* Your objective: Check each line of the data for "name" and select those that have it.

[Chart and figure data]

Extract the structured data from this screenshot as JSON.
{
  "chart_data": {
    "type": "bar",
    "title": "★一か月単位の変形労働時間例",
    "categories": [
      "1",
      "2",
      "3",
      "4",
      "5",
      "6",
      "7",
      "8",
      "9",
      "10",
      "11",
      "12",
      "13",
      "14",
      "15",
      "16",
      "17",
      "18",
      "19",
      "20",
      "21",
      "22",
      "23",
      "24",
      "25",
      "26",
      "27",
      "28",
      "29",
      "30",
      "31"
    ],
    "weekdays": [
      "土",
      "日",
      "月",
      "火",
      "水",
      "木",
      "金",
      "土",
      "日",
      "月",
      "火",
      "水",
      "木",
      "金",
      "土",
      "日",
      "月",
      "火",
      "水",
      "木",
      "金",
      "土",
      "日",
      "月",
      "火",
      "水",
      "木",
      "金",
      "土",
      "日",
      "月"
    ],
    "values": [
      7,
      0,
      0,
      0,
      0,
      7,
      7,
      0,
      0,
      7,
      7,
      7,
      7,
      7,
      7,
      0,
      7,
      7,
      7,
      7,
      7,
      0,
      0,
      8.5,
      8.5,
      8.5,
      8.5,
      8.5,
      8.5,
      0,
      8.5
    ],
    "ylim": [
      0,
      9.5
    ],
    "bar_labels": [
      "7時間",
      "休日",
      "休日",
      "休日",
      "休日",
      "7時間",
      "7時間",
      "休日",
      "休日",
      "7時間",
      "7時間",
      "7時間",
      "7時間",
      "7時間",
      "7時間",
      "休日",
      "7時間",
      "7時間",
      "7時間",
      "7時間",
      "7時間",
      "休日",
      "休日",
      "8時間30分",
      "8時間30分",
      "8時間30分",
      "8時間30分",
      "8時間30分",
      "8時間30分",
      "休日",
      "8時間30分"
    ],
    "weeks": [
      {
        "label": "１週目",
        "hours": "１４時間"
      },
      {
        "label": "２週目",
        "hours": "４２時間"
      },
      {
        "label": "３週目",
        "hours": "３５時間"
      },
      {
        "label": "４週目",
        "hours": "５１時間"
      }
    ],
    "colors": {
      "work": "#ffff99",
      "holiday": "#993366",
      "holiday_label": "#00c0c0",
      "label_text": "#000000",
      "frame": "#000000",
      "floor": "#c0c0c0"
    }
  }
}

...

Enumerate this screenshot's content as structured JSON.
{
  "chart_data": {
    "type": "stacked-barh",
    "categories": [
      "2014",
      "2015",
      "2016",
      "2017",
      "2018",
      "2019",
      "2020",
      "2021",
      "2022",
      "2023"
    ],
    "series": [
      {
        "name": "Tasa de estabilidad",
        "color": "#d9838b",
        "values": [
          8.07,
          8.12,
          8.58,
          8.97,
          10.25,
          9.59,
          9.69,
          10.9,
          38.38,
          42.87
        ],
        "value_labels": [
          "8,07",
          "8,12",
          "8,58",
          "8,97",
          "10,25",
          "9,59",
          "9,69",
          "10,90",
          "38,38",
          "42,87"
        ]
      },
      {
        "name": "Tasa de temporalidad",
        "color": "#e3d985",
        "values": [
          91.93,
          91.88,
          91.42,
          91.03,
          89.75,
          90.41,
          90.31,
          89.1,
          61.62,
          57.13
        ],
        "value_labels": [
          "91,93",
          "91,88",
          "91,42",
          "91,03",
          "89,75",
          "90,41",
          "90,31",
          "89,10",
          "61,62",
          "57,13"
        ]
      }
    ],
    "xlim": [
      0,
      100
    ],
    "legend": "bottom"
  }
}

==

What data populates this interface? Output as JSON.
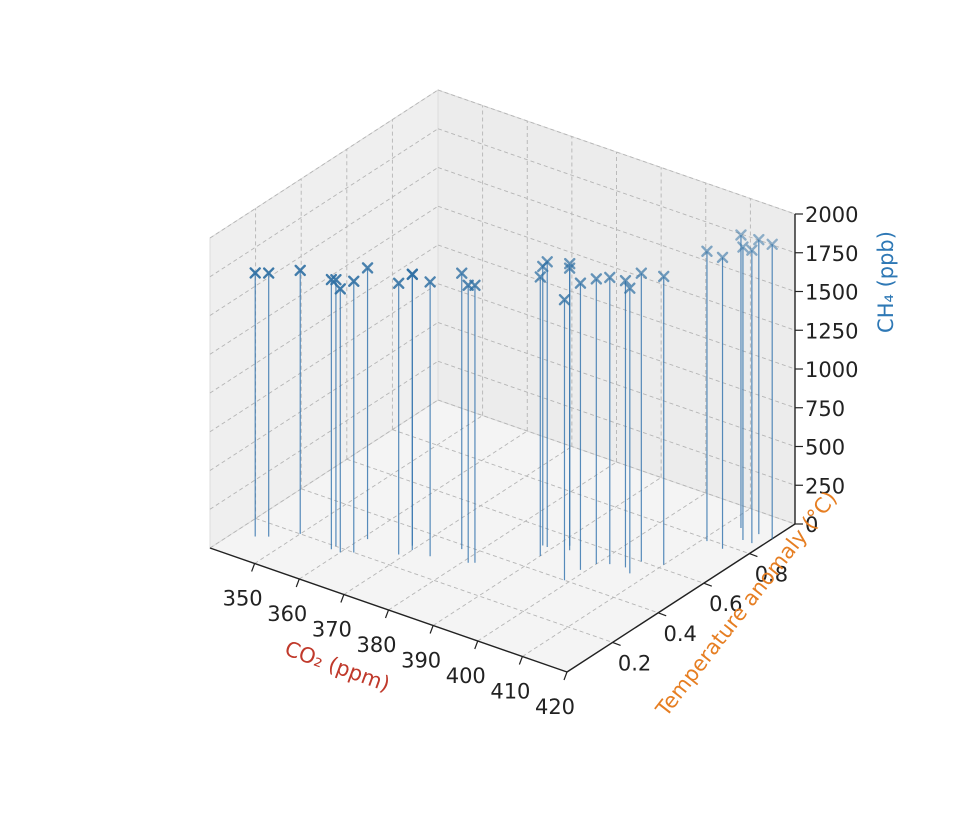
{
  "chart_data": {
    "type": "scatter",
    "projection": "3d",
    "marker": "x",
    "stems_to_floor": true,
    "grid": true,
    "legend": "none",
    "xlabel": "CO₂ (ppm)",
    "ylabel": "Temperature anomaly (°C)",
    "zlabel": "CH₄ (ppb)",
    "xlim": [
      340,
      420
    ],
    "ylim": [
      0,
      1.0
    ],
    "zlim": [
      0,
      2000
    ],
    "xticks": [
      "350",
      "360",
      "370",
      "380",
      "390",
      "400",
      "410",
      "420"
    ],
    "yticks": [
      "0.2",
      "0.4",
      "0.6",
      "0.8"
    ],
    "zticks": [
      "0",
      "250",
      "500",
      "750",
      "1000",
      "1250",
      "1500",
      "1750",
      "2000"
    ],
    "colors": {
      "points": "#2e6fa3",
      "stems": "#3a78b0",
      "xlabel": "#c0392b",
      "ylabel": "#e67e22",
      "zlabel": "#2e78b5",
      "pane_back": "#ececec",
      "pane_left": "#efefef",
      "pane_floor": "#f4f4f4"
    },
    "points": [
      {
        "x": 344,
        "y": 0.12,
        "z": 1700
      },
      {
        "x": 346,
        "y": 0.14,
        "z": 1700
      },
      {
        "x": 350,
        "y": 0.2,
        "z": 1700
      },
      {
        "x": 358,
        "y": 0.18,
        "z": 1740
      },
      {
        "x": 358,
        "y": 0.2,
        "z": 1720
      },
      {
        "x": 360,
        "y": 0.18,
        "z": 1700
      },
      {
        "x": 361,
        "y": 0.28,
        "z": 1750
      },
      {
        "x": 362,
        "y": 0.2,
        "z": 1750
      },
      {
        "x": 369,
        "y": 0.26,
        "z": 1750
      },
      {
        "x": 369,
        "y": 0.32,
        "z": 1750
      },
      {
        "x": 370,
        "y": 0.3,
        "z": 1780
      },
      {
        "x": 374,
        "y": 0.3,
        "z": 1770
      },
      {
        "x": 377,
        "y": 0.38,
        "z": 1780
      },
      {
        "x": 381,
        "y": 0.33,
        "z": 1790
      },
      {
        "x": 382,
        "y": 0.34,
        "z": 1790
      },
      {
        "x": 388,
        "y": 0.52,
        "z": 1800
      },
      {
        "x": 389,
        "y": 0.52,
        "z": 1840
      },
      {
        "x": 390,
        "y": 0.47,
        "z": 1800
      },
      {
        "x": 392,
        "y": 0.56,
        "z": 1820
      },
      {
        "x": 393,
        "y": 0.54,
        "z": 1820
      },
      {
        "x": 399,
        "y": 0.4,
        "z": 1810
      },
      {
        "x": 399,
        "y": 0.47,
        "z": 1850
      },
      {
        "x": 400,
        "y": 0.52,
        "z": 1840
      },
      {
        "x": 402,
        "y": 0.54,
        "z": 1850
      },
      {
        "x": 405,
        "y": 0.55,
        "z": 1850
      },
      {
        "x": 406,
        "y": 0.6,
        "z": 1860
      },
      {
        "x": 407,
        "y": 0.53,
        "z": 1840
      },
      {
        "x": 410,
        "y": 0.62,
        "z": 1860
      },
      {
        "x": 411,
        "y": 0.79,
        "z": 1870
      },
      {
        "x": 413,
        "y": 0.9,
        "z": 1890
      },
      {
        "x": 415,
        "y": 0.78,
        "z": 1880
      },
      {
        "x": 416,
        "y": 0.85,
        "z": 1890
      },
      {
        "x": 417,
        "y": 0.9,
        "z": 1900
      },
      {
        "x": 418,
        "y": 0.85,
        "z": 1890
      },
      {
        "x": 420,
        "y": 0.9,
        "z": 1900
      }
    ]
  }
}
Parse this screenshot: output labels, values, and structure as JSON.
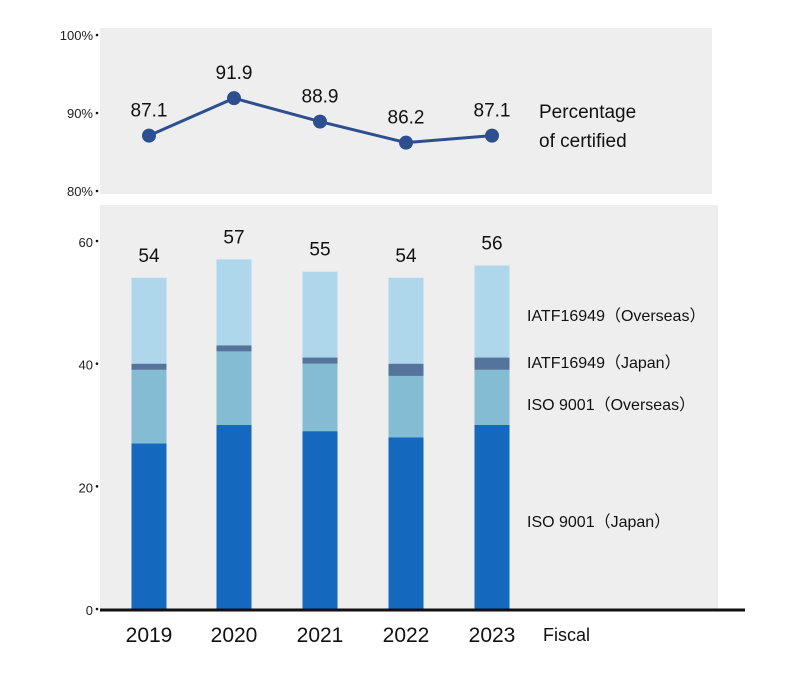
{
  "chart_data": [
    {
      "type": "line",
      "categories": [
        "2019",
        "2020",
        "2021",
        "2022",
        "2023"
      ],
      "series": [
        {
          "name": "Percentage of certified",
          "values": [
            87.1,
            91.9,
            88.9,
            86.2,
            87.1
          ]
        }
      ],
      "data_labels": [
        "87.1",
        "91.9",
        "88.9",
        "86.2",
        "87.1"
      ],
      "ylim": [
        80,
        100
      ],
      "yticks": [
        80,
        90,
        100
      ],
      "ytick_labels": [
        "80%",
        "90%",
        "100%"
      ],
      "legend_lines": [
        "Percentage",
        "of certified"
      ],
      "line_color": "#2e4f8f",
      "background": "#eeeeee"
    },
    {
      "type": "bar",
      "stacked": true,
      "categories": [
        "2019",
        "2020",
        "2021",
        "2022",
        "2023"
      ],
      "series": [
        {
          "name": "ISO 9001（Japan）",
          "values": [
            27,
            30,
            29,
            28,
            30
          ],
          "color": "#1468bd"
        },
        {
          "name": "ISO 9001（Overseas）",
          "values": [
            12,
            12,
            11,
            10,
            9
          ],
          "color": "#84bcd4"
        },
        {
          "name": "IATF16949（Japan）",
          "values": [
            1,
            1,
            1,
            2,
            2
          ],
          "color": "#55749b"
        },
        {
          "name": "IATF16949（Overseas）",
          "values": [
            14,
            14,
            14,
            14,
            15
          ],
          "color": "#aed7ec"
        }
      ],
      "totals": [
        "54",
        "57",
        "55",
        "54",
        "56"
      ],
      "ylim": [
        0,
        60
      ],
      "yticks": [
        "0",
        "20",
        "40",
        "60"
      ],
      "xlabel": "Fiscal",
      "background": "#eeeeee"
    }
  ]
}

* Exercise answer:
        "name": "Tasa de estabilidad",
        "name": "Tasa de temporalidad",
          "name": "Percentage of certified",
          "name": "ISO 9001（Japan）",
          "name": "ISO 9001（Overseas）",
          "name": "IATF16949（Japan）",
          "name": "IATF16949（Overseas）",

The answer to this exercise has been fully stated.